-- Extracted material start --

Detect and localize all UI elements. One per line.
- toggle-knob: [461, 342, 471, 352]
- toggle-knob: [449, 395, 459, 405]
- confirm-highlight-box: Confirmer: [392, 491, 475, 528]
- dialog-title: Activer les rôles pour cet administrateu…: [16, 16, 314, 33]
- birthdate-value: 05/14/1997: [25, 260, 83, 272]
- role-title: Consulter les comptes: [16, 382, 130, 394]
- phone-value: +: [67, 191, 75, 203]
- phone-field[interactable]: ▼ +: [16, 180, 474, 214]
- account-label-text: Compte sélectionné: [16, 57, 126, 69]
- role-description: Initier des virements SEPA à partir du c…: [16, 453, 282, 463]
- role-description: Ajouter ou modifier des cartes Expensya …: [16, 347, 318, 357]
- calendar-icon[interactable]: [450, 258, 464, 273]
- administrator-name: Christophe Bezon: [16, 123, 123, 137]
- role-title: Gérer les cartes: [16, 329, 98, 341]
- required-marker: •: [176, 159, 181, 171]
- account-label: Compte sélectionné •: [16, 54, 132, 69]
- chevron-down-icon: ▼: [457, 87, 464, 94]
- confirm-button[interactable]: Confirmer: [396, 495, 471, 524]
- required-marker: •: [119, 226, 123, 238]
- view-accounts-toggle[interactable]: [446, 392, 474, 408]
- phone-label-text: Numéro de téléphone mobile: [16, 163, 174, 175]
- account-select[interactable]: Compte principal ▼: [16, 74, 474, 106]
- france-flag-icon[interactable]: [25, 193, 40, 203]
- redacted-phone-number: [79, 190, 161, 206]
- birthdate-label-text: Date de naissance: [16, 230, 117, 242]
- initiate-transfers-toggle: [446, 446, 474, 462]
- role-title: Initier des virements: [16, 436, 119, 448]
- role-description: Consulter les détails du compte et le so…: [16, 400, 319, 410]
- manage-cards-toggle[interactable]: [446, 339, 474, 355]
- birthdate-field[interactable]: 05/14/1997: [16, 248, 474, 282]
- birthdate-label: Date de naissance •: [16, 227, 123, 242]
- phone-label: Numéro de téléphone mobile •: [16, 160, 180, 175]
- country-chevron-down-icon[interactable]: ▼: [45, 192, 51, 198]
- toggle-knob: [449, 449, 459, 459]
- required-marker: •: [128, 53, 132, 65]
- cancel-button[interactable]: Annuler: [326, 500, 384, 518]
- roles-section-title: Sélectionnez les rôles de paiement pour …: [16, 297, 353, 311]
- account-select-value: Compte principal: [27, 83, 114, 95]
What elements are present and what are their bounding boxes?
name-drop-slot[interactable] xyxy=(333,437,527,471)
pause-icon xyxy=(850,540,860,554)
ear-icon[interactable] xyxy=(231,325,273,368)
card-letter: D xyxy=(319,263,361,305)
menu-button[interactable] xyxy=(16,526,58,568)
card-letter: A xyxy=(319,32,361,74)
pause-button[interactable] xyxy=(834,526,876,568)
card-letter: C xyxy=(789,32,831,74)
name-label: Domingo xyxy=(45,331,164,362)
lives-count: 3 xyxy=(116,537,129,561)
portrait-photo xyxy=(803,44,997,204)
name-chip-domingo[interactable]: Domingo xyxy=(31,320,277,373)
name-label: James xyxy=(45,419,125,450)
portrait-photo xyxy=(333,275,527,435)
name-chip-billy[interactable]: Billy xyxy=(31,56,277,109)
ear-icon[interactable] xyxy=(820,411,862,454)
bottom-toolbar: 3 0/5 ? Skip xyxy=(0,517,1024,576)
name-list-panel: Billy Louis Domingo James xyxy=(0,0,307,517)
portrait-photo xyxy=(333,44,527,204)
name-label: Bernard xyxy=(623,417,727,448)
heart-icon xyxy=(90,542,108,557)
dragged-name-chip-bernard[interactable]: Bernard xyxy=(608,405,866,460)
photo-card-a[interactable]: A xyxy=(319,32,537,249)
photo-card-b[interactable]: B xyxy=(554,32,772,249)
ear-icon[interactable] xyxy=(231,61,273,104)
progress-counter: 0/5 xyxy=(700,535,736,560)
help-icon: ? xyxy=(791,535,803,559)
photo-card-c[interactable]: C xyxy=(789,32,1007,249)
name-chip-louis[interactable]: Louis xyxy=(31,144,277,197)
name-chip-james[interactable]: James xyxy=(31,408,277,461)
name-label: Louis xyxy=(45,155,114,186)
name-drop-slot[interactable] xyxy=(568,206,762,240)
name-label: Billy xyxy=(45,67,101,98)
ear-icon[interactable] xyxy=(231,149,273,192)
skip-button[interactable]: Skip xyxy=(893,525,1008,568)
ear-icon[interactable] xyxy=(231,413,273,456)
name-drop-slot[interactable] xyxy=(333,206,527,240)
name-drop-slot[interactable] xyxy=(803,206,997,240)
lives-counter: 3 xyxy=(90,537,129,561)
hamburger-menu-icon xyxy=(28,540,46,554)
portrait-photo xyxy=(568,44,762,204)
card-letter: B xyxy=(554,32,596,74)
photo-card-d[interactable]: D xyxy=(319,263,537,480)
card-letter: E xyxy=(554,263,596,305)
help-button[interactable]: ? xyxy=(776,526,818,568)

-- Extracted material end --

The exercise
Reproduce every line of the material above verbatim, from the first line through the last, with no changes.

Solution to this task
Detect and localize all UI elements. One per line.
- toggle-knob: [461, 342, 471, 352]
- toggle-knob: [449, 395, 459, 405]
- confirm-highlight-box: Confirmer: [392, 491, 475, 528]
- dialog-title: Activer les rôles pour cet administrateu…: [16, 16, 314, 33]
- birthdate-value: 05/14/1997: [25, 260, 83, 272]
- role-title: Consulter les comptes: [16, 382, 130, 394]
- phone-value: +: [67, 191, 75, 203]
- phone-field[interactable]: ▼ +: [16, 180, 474, 214]
- account-label-text: Compte sélectionné: [16, 57, 126, 69]
- role-description: Initier des virements SEPA à partir du c…: [16, 453, 282, 463]
- role-description: Ajouter ou modifier des cartes Expensya …: [16, 347, 318, 357]
- calendar-icon[interactable]: [450, 258, 464, 273]
- administrator-name: Christophe Bezon: [16, 123, 123, 137]
- role-title: Gérer les cartes: [16, 329, 98, 341]
- required-marker: •: [176, 159, 181, 171]
- account-label: Compte sélectionné •: [16, 54, 132, 69]
- chevron-down-icon: ▼: [457, 87, 464, 94]
- confirm-button[interactable]: Confirmer: [396, 495, 471, 524]
- required-marker: •: [119, 226, 123, 238]
- view-accounts-toggle[interactable]: [446, 392, 474, 408]
- phone-label-text: Numéro de téléphone mobile: [16, 163, 174, 175]
- account-select[interactable]: Compte principal ▼: [16, 74, 474, 106]
- france-flag-icon[interactable]: [25, 193, 40, 203]
- redacted-phone-number: [79, 190, 161, 206]
- birthdate-label-text: Date de naissance: [16, 230, 117, 242]
- initiate-transfers-toggle: [446, 446, 474, 462]
- role-title: Initier des virements: [16, 436, 119, 448]
- role-description: Consulter les détails du compte et le so…: [16, 400, 319, 410]
- manage-cards-toggle[interactable]: [446, 339, 474, 355]
- birthdate-field[interactable]: 05/14/1997: [16, 248, 474, 282]
- birthdate-label: Date de naissance •: [16, 227, 123, 242]
- phone-label: Numéro de téléphone mobile •: [16, 160, 180, 175]
- country-chevron-down-icon[interactable]: ▼: [45, 192, 51, 198]
- toggle-knob: [449, 449, 459, 459]
- required-marker: •: [128, 53, 132, 65]
- cancel-button[interactable]: Annuler: [326, 500, 384, 518]
- roles-section-title: Sélectionnez les rôles de paiement pour …: [16, 297, 353, 311]
- account-select-value: Compte principal: [27, 83, 114, 95]
What elements are present and what are their bounding boxes?
name-drop-slot[interactable] xyxy=(333,437,527,471)
pause-icon xyxy=(850,540,860,554)
ear-icon[interactable] xyxy=(231,325,273,368)
card-letter: D xyxy=(319,263,361,305)
menu-button[interactable] xyxy=(16,526,58,568)
card-letter: A xyxy=(319,32,361,74)
pause-button[interactable] xyxy=(834,526,876,568)
card-letter: C xyxy=(789,32,831,74)
name-label: Domingo xyxy=(45,331,164,362)
lives-count: 3 xyxy=(116,537,129,561)
portrait-photo xyxy=(803,44,997,204)
name-chip-domingo[interactable]: Domingo xyxy=(31,320,277,373)
name-label: James xyxy=(45,419,125,450)
portrait-photo xyxy=(333,275,527,435)
name-chip-billy[interactable]: Billy xyxy=(31,56,277,109)
ear-icon[interactable] xyxy=(820,411,862,454)
bottom-toolbar: 3 0/5 ? Skip xyxy=(0,517,1024,576)
name-list-panel: Billy Louis Domingo James xyxy=(0,0,307,517)
portrait-photo xyxy=(333,44,527,204)
name-label: Bernard xyxy=(623,417,727,448)
heart-icon xyxy=(90,542,108,557)
dragged-name-chip-bernard[interactable]: Bernard xyxy=(608,405,866,460)
photo-card-a[interactable]: A xyxy=(319,32,537,249)
photo-card-b[interactable]: B xyxy=(554,32,772,249)
ear-icon[interactable] xyxy=(231,61,273,104)
progress-counter: 0/5 xyxy=(700,535,736,560)
help-icon: ? xyxy=(791,535,803,559)
photo-card-c[interactable]: C xyxy=(789,32,1007,249)
name-chip-louis[interactable]: Louis xyxy=(31,144,277,197)
name-chip-james[interactable]: James xyxy=(31,408,277,461)
name-label: Louis xyxy=(45,155,114,186)
name-drop-slot[interactable] xyxy=(568,206,762,240)
name-label: Billy xyxy=(45,67,101,98)
ear-icon[interactable] xyxy=(231,149,273,192)
skip-button[interactable]: Skip xyxy=(893,525,1008,568)
ear-icon[interactable] xyxy=(231,413,273,456)
name-drop-slot[interactable] xyxy=(333,206,527,240)
name-drop-slot[interactable] xyxy=(803,206,997,240)
lives-counter: 3 xyxy=(90,537,129,561)
hamburger-menu-icon xyxy=(28,540,46,554)
portrait-photo xyxy=(568,44,762,204)
card-letter: B xyxy=(554,32,596,74)
photo-card-d[interactable]: D xyxy=(319,263,537,480)
card-letter: E xyxy=(554,263,596,305)
help-button[interactable]: ? xyxy=(776,526,818,568)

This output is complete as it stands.